> _TASK DESCRIPTION_: Below is some material; set it all down exactly, apart from the pictures.

Stored data
BEGIN

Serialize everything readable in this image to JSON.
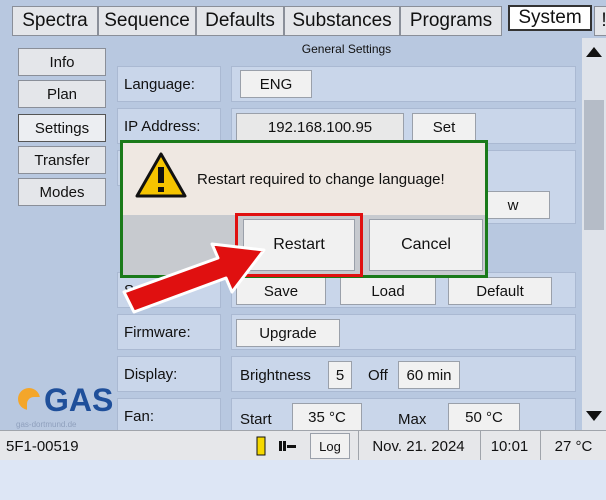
{
  "tabs": [
    "Spectra",
    "Sequence",
    "Defaults",
    "Substances",
    "Programs",
    "System",
    "!"
  ],
  "side_menu": [
    "Info",
    "Plan",
    "Settings",
    "Transfer",
    "Modes"
  ],
  "logo": {
    "text": "GAS",
    "subtext": "gas-dortmund.de"
  },
  "section_title": "General Settings",
  "rows": {
    "language": {
      "label": "Language:",
      "value": "ENG"
    },
    "ip": {
      "label": "IP Address:",
      "value": "192.168.100.95",
      "button": "Set"
    },
    "settings": {
      "label": "Settings:",
      "save": "Save",
      "load": "Load",
      "default": "Default"
    },
    "firmware": {
      "label": "Firmware:",
      "upgrade": "Upgrade"
    },
    "display": {
      "label": "Display:",
      "brightness_label": "Brightness",
      "brightness_value": "5",
      "off_label": "Off",
      "off_value": "60 min"
    },
    "fan": {
      "label": "Fan:",
      "start_label": "Start",
      "start_value": "35 °C",
      "max_label": "Max",
      "max_value": "50 °C"
    },
    "hidden_button_fragment": "w"
  },
  "dialog": {
    "message": "Restart required to change language!",
    "restart": "Restart",
    "cancel": "Cancel"
  },
  "status": {
    "device_id": "5F1-00519",
    "log": "Log",
    "date": "Nov. 21. 2024",
    "time": "10:01",
    "temperature": "27 °C"
  },
  "colors": {
    "dialog_border": "#1a7a1a",
    "highlight": "#e01010",
    "arrow": "#e01010",
    "logo_blue": "#1f4f9a",
    "logo_orange": "#f4a62a"
  }
}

END

> _EXERCISE RESULT_:
Serialize everything readable in this image to JSON.
{
  "tabs": [
    "Spectra",
    "Sequence",
    "Defaults",
    "Substances",
    "Programs",
    "System",
    "!"
  ],
  "side_menu": [
    "Info",
    "Plan",
    "Settings",
    "Transfer",
    "Modes"
  ],
  "logo": {
    "text": "GAS",
    "subtext": "gas-dortmund.de"
  },
  "section_title": "General Settings",
  "rows": {
    "language": {
      "label": "Language:",
      "value": "ENG"
    },
    "ip": {
      "label": "IP Address:",
      "value": "192.168.100.95",
      "button": "Set"
    },
    "settings": {
      "label": "Settings:",
      "save": "Save",
      "load": "Load",
      "default": "Default"
    },
    "firmware": {
      "label": "Firmware:",
      "upgrade": "Upgrade"
    },
    "display": {
      "label": "Display:",
      "brightness_label": "Brightness",
      "brightness_value": "5",
      "off_label": "Off",
      "off_value": "60 min"
    },
    "fan": {
      "label": "Fan:",
      "start_label": "Start",
      "start_value": "35 °C",
      "max_label": "Max",
      "max_value": "50 °C"
    },
    "hidden_button_fragment": "w"
  },
  "dialog": {
    "message": "Restart required to change language!",
    "restart": "Restart",
    "cancel": "Cancel"
  },
  "status": {
    "device_id": "5F1-00519",
    "log": "Log",
    "date": "Nov. 21. 2024",
    "time": "10:01",
    "temperature": "27 °C"
  },
  "colors": {
    "dialog_border": "#1a7a1a",
    "highlight": "#e01010",
    "arrow": "#e01010",
    "logo_blue": "#1f4f9a",
    "logo_orange": "#f4a62a"
  }
}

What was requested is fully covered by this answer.